§ **EXERCISE**:
Keep only the lines of the data below that contain "icon", and copy them.

Part of a data file:
● ● ●

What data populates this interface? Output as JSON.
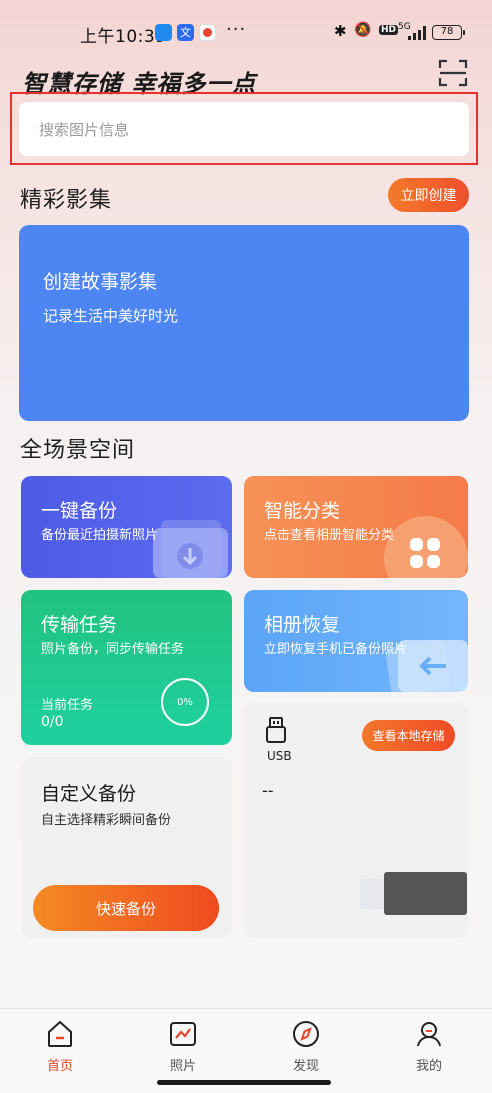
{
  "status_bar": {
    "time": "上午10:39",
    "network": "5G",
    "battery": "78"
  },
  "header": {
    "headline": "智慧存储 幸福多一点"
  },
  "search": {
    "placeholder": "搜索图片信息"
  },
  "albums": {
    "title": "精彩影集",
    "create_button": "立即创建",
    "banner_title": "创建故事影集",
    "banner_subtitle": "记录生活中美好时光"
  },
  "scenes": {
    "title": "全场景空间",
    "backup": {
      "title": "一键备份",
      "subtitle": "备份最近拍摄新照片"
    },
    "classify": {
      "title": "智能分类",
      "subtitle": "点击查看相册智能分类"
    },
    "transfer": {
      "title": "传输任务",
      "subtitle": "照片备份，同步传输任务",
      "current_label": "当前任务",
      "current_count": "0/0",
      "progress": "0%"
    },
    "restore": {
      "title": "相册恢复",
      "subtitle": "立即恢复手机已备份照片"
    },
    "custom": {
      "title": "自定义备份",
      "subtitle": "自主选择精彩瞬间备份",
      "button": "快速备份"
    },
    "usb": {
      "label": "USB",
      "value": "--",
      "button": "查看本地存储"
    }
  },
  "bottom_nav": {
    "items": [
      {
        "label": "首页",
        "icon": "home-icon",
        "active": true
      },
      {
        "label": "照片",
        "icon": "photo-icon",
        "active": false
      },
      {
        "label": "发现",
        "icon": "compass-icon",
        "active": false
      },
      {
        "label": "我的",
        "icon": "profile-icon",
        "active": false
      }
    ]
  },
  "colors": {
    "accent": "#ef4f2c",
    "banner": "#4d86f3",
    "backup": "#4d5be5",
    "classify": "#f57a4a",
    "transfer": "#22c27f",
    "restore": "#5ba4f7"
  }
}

● ● ●

§ **RESULT OF THIS EXERCISE**:
        "icon": "home-icon",
        "icon": "photo-icon",
        "icon": "compass-icon",
        "icon": "profile-icon",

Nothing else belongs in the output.